╭─ Data to process
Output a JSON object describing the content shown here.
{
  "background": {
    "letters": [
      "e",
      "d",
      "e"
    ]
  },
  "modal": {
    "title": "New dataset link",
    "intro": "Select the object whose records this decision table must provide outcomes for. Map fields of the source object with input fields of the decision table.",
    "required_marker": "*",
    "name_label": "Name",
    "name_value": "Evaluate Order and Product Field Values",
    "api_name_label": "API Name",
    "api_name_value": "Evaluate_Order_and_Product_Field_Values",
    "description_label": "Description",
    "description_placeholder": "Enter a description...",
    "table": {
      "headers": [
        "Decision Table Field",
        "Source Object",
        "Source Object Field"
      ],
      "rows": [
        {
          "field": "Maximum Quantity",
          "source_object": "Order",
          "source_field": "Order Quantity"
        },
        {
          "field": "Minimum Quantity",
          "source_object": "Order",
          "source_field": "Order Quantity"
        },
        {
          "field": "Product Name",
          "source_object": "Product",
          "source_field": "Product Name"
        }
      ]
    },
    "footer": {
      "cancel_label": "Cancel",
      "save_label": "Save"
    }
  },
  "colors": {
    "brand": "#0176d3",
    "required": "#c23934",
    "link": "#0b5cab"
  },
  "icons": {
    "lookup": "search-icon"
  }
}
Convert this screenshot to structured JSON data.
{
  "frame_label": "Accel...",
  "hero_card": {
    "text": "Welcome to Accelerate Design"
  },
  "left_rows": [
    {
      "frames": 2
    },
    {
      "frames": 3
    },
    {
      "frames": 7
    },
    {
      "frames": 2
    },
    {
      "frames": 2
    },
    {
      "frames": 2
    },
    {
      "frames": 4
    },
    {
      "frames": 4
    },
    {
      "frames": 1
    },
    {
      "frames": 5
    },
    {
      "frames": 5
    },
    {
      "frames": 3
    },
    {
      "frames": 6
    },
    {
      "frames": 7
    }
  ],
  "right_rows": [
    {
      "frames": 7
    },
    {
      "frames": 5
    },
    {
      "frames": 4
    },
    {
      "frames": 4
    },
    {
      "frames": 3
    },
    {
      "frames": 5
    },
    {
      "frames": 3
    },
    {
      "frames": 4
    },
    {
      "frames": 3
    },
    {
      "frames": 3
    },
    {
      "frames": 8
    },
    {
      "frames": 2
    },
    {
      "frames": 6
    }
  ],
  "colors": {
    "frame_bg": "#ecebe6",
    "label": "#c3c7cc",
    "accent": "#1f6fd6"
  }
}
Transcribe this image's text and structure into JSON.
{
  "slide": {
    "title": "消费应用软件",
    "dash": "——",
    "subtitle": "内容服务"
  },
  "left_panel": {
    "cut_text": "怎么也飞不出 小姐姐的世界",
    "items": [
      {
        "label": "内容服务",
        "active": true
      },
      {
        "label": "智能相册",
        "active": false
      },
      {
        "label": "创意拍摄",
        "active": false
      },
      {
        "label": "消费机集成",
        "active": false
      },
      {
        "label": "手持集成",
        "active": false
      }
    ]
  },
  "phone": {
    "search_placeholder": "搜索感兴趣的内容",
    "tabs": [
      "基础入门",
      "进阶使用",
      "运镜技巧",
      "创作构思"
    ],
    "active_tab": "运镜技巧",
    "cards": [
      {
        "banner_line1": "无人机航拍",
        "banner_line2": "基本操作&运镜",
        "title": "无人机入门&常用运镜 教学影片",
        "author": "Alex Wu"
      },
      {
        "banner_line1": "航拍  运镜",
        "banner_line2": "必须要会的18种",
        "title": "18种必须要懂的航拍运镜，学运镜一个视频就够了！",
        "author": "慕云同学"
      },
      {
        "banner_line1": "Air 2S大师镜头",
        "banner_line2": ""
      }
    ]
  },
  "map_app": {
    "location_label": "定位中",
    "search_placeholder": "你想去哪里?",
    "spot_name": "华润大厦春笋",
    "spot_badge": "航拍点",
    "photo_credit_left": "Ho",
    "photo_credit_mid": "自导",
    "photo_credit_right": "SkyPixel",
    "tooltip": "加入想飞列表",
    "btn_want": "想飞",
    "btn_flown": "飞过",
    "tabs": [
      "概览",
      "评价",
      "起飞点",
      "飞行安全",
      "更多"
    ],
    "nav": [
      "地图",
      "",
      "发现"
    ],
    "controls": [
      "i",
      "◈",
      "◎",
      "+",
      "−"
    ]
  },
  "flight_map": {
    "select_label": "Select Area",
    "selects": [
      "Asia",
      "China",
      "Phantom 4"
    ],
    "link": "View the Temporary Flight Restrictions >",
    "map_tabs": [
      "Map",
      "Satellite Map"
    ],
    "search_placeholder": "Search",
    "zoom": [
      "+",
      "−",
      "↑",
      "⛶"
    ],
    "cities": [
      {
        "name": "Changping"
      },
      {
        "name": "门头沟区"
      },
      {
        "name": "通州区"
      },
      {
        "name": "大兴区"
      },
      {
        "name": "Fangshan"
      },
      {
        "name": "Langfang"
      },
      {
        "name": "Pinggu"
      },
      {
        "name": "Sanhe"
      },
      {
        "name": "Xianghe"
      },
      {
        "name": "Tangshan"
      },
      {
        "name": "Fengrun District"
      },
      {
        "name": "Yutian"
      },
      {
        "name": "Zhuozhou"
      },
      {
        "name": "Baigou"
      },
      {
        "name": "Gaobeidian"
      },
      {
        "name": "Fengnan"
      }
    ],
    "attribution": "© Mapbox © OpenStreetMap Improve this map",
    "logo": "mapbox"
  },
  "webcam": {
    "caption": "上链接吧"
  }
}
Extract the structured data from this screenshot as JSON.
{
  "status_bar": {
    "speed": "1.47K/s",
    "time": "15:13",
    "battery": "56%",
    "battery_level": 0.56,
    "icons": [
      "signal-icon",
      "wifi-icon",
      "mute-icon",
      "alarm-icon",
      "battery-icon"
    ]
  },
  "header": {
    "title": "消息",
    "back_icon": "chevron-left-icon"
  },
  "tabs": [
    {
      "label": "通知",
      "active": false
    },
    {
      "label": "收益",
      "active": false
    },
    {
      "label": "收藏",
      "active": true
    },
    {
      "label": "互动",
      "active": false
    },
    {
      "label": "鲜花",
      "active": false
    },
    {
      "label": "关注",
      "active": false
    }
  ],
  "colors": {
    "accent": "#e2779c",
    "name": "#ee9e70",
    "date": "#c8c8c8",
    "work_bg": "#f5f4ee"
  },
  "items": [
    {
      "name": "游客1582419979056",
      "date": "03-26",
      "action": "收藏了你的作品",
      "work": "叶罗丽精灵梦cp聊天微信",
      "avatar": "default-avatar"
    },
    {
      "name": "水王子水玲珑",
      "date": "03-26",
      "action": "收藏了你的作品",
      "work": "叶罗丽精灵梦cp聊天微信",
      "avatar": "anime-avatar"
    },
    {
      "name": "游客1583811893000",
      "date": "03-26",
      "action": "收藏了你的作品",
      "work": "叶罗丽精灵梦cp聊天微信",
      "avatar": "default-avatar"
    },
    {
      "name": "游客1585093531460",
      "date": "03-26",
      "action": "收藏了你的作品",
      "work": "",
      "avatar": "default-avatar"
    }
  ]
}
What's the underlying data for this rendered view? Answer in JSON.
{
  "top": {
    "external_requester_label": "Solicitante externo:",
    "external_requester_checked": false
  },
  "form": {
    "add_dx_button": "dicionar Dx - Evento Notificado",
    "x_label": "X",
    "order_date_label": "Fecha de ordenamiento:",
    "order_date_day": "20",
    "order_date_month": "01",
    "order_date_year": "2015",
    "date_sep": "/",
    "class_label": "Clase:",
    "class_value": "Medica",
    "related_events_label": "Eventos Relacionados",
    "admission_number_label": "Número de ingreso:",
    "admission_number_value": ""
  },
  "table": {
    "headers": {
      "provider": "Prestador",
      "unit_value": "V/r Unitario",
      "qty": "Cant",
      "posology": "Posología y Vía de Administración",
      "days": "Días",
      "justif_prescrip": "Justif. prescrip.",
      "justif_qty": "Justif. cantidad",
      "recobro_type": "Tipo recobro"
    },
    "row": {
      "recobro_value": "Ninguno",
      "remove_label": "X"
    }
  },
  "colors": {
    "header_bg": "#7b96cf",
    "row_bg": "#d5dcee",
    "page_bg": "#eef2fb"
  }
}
╰─
● Directive:
Gather, from the listing above, every line carrying the word "link".

● Solution:
    "title": "New dataset link",
    "link": "#0b5cab"
    "link": "View the Temporary Flight Restrictions >",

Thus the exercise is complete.